Entries provided ::

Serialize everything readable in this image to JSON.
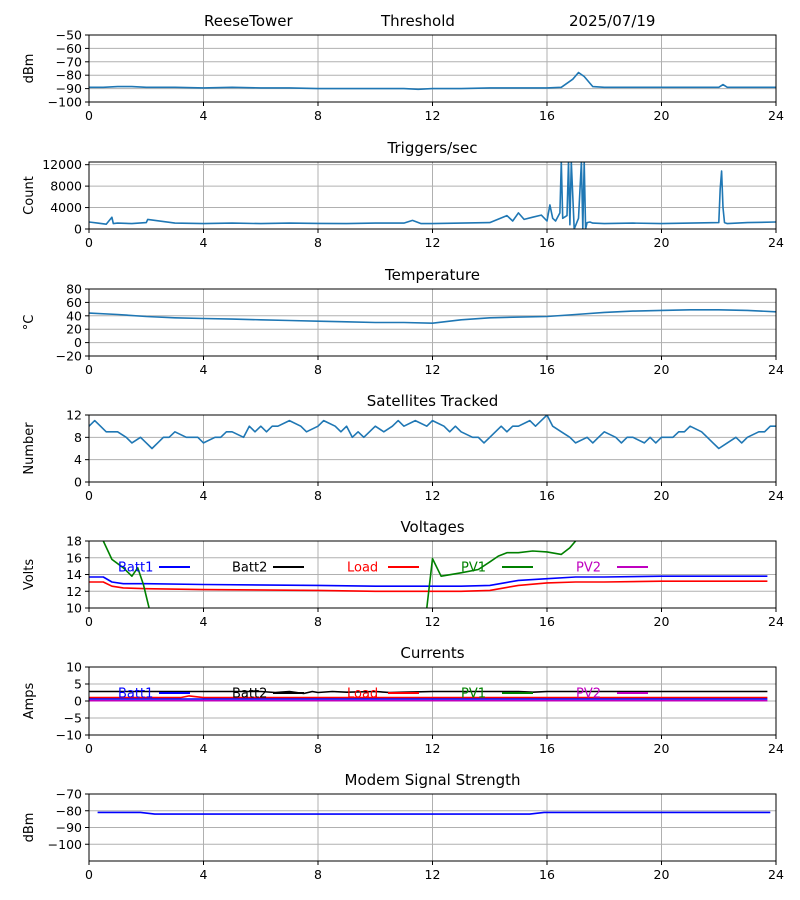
{
  "header": {
    "station": "ReeseTower",
    "mode": "Threshold",
    "date": "2025/07/19"
  },
  "colors": {
    "default_series": "#1f77b4",
    "grid": "#b0b0b0",
    "batt1": "#0000ff",
    "batt2": "#000000",
    "load": "#ff0000",
    "pv1": "#008000",
    "pv2": "#bf00bf"
  },
  "chart_data": [
    {
      "type": "line",
      "title": "",
      "xlabel": "",
      "ylabel": "dBm",
      "xlim": [
        0,
        24
      ],
      "ylim": [
        -100,
        -50
      ],
      "grid": true,
      "xticks": [
        0,
        4,
        8,
        12,
        16,
        20,
        24
      ],
      "yticks": [
        -100,
        -90,
        -80,
        -70,
        -60,
        -50
      ],
      "series": [
        {
          "color": "#1f77b4",
          "x": [
            0,
            0.5,
            1,
            1.5,
            2,
            3,
            4,
            5,
            6,
            7,
            8,
            9,
            10,
            11,
            11.5,
            12,
            13,
            14,
            15,
            16,
            16.5,
            16.9,
            17.1,
            17.3,
            17.6,
            18,
            19,
            20,
            21,
            22,
            22.15,
            22.3,
            23,
            24
          ],
          "y": [
            -89,
            -89,
            -88.5,
            -88.5,
            -89,
            -89,
            -89.5,
            -89,
            -89.5,
            -89.5,
            -90,
            -90,
            -90,
            -90,
            -90.5,
            -90,
            -90,
            -89.5,
            -89.5,
            -89.5,
            -89,
            -83,
            -78,
            -81,
            -88.5,
            -89,
            -89,
            -89,
            -89,
            -89,
            -87,
            -89,
            -89,
            -89
          ]
        }
      ]
    },
    {
      "type": "line",
      "title": "Triggers/sec",
      "xlabel": "",
      "ylabel": "Count",
      "xlim": [
        0,
        24
      ],
      "ylim": [
        0,
        12500
      ],
      "grid": true,
      "xticks": [
        0,
        4,
        8,
        12,
        16,
        20,
        24
      ],
      "yticks": [
        0,
        4000,
        8000,
        12000
      ],
      "series": [
        {
          "color": "#1f77b4",
          "x": [
            0,
            0.3,
            0.6,
            0.8,
            0.85,
            1,
            1.5,
            2,
            2.05,
            3,
            4,
            5,
            6,
            7,
            8,
            9,
            10,
            11,
            11.3,
            11.6,
            12,
            13,
            14,
            14.6,
            14.8,
            15,
            15.2,
            15.5,
            15.8,
            16,
            16.1,
            16.2,
            16.3,
            16.45,
            16.5,
            16.55,
            16.7,
            16.75,
            16.8,
            16.85,
            16.95,
            17.1,
            17.2,
            17.25,
            17.3,
            17.35,
            17.4,
            17.5,
            17.6,
            18,
            19,
            20,
            21,
            22,
            22.05,
            22.1,
            22.15,
            22.2,
            22.3,
            23,
            24
          ],
          "y": [
            1300,
            1100,
            900,
            2200,
            1000,
            1100,
            1000,
            1200,
            1800,
            1100,
            1000,
            1100,
            1000,
            1100,
            1050,
            1000,
            1100,
            1100,
            1600,
            1000,
            1000,
            1100,
            1200,
            2500,
            1500,
            3000,
            1800,
            2200,
            2600,
            1500,
            4500,
            2000,
            1500,
            3000,
            12500,
            2000,
            2500,
            12500,
            800,
            12500,
            0,
            2000,
            12500,
            0,
            12500,
            0,
            1200,
            1300,
            1100,
            1000,
            1100,
            1000,
            1100,
            1200,
            7500,
            10800,
            4000,
            1200,
            1000,
            1200,
            1300
          ]
        }
      ]
    },
    {
      "type": "line",
      "title": "Temperature",
      "xlabel": "",
      "ylabel": "°C",
      "xlim": [
        0,
        24
      ],
      "ylim": [
        -20,
        80
      ],
      "grid": true,
      "xticks": [
        0,
        4,
        8,
        12,
        16,
        20,
        24
      ],
      "yticks": [
        -20,
        0,
        20,
        40,
        60,
        80
      ],
      "series": [
        {
          "color": "#1f77b4",
          "x": [
            0,
            1,
            2,
            3,
            4,
            5,
            6,
            7,
            8,
            9,
            10,
            11,
            12,
            13,
            14,
            15,
            16,
            17,
            18,
            19,
            20,
            21,
            22,
            23,
            24
          ],
          "y": [
            44,
            42,
            39,
            37,
            36,
            35,
            34,
            33,
            32,
            31,
            30,
            30,
            29,
            34,
            37,
            38,
            39,
            42,
            45,
            47,
            48,
            49,
            49,
            48,
            46
          ]
        }
      ]
    },
    {
      "type": "line",
      "title": "Satellites Tracked",
      "xlabel": "",
      "ylabel": "Number",
      "xlim": [
        0,
        24
      ],
      "ylim": [
        0,
        12
      ],
      "grid": true,
      "xticks": [
        0,
        4,
        8,
        12,
        16,
        20,
        24
      ],
      "yticks": [
        0,
        4,
        8,
        12
      ],
      "series": [
        {
          "color": "#1f77b4",
          "x": [
            0,
            0.2,
            0.4,
            0.6,
            1,
            1.3,
            1.5,
            1.8,
            2,
            2.2,
            2.4,
            2.6,
            2.8,
            3,
            3.4,
            3.6,
            3.8,
            4,
            4.4,
            4.6,
            4.8,
            5,
            5.4,
            5.6,
            5.8,
            6,
            6.2,
            6.4,
            6.6,
            7,
            7.4,
            7.6,
            8,
            8.2,
            8.6,
            8.8,
            9,
            9.2,
            9.4,
            9.6,
            10,
            10.3,
            10.6,
            10.8,
            11,
            11.4,
            11.8,
            12,
            12.4,
            12.6,
            12.8,
            13,
            13.4,
            13.6,
            13.8,
            14,
            14.4,
            14.6,
            14.8,
            15,
            15.4,
            15.6,
            15.8,
            16,
            16.2,
            16.5,
            16.8,
            17,
            17.4,
            17.6,
            17.8,
            18,
            18.4,
            18.6,
            18.8,
            19,
            19.4,
            19.6,
            19.8,
            20,
            20.4,
            20.6,
            20.8,
            21,
            21.4,
            21.6,
            21.8,
            22,
            22.3,
            22.6,
            22.8,
            23,
            23.4,
            23.6,
            23.8,
            24
          ],
          "y": [
            10,
            11,
            10,
            9,
            9,
            8,
            7,
            8,
            7,
            6,
            7,
            8,
            8,
            9,
            8,
            8,
            8,
            7,
            8,
            8,
            9,
            9,
            8,
            10,
            9,
            10,
            9,
            10,
            10,
            11,
            10,
            9,
            10,
            11,
            10,
            9,
            10,
            8,
            9,
            8,
            10,
            9,
            10,
            11,
            10,
            11,
            10,
            11,
            10,
            9,
            10,
            9,
            8,
            8,
            7,
            8,
            10,
            9,
            10,
            10,
            11,
            10,
            11,
            12,
            10,
            9,
            8,
            7,
            8,
            7,
            8,
            9,
            8,
            7,
            8,
            8,
            7,
            8,
            7,
            8,
            8,
            9,
            9,
            10,
            9,
            8,
            7,
            6,
            7,
            8,
            7,
            8,
            9,
            9,
            10,
            10
          ]
        }
      ]
    },
    {
      "type": "line",
      "title": "Voltages",
      "xlabel": "",
      "ylabel": "Volts",
      "xlim": [
        0,
        24
      ],
      "ylim": [
        10,
        18
      ],
      "grid": true,
      "xticks": [
        0,
        4,
        8,
        12,
        16,
        20,
        24
      ],
      "yticks": [
        10,
        12,
        14,
        16,
        18
      ],
      "legend": [
        "Batt1",
        "Batt2",
        "Load",
        "PV1",
        "PV2"
      ],
      "series": [
        {
          "name": "Batt1",
          "color": "#0000ff",
          "x": [
            0,
            0.5,
            0.8,
            1.2,
            2,
            4,
            8,
            10,
            12,
            13,
            14,
            14.5,
            15,
            16,
            17,
            18,
            20,
            22,
            23.7
          ],
          "y": [
            13.7,
            13.7,
            13.1,
            12.9,
            12.9,
            12.8,
            12.7,
            12.6,
            12.6,
            12.6,
            12.7,
            13.0,
            13.3,
            13.5,
            13.7,
            13.7,
            13.8,
            13.8,
            13.8
          ]
        },
        {
          "name": "Load",
          "color": "#ff0000",
          "x": [
            0,
            0.5,
            0.8,
            1.2,
            2,
            4,
            8,
            10,
            11,
            12,
            13,
            14,
            14.5,
            15,
            16,
            17,
            18,
            20,
            22,
            23.7
          ],
          "y": [
            13.1,
            13.1,
            12.6,
            12.4,
            12.3,
            12.2,
            12.1,
            12.0,
            12.0,
            12.0,
            12.0,
            12.1,
            12.4,
            12.7,
            13.0,
            13.1,
            13.1,
            13.2,
            13.2,
            13.2
          ]
        },
        {
          "name": "PV1",
          "color": "#008000",
          "x": [
            0.5,
            0.8,
            1.2,
            1.5,
            1.7,
            1.9,
            2.1,
            2.2
          ],
          "y": [
            18,
            15.8,
            14.8,
            13.8,
            14.8,
            12.8,
            10,
            9.5
          ]
        },
        {
          "name": "PV1",
          "color": "#008000",
          "x": [
            11.8,
            12,
            12.3,
            13,
            13.6,
            14,
            14.3,
            14.6,
            15,
            15.5,
            16,
            16.5,
            16.8,
            17
          ],
          "y": [
            10,
            15.9,
            13.8,
            14.2,
            14.6,
            15.5,
            16.2,
            16.6,
            16.6,
            16.8,
            16.7,
            16.4,
            17.2,
            18
          ]
        }
      ]
    },
    {
      "type": "line",
      "title": "Currents",
      "xlabel": "",
      "ylabel": "Amps",
      "xlim": [
        0,
        24
      ],
      "ylim": [
        -10,
        10
      ],
      "grid": true,
      "xticks": [
        0,
        4,
        8,
        12,
        16,
        20,
        24
      ],
      "yticks": [
        -10,
        -5,
        0,
        5,
        10
      ],
      "legend": [
        "Batt1",
        "Batt2",
        "Load",
        "PV1",
        "PV2"
      ],
      "series": [
        {
          "name": "Batt2",
          "color": "#000000",
          "x": [
            0,
            2,
            4,
            6,
            6.5,
            7,
            7.5,
            7.8,
            8,
            8.5,
            9,
            10,
            10.5,
            11,
            12,
            13,
            14,
            15,
            15.5,
            16,
            18,
            20,
            22,
            23.7
          ],
          "y": [
            2.8,
            2.8,
            2.8,
            2.8,
            2.5,
            2.8,
            2.2,
            2.8,
            2.5,
            2.8,
            2.6,
            2.8,
            2.5,
            2.6,
            2.8,
            2.8,
            2.8,
            2.8,
            2.6,
            2.8,
            2.8,
            2.8,
            2.8,
            2.8
          ]
        },
        {
          "name": "Load",
          "color": "#ff0000",
          "x": [
            0,
            2,
            3.2,
            3.5,
            4,
            8,
            12,
            16,
            20,
            23.7
          ],
          "y": [
            1.0,
            1.0,
            1.0,
            1.5,
            1.0,
            1.0,
            1.0,
            1.0,
            1.0,
            1.0
          ]
        },
        {
          "name": "PV2",
          "color": "#bf00bf",
          "x": [
            0,
            23.7
          ],
          "y": [
            0.1,
            0.1
          ]
        },
        {
          "name": "Batt1",
          "color": "#0000ff",
          "x": [
            0,
            23.7
          ],
          "y": [
            0.6,
            0.6
          ]
        }
      ]
    },
    {
      "type": "line",
      "title": "Modem Signal Strength",
      "xlabel": "",
      "ylabel": "dBm",
      "xlim": [
        0,
        24
      ],
      "ylim": [
        -110,
        -70
      ],
      "grid": true,
      "xticks": [
        0,
        4,
        8,
        12,
        16,
        20,
        24
      ],
      "yticks": [
        -100,
        -90,
        -80,
        -70
      ],
      "series": [
        {
          "color": "#0000ff",
          "x": [
            0.3,
            1.8,
            2.3,
            15.4,
            15.9,
            23.8
          ],
          "y": [
            -81,
            -81,
            -82,
            -82,
            -81,
            -81
          ]
        }
      ]
    }
  ]
}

Set exercise :: Single out each line of the records above with the string "title" in it, and copy it.

Solution for this task ::
      "title": "",
      "title": "Triggers/sec",
      "title": "Temperature",
      "title": "Satellites Tracked",
      "title": "Voltages",
      "title": "Currents",
      "title": "Modem Signal Strength",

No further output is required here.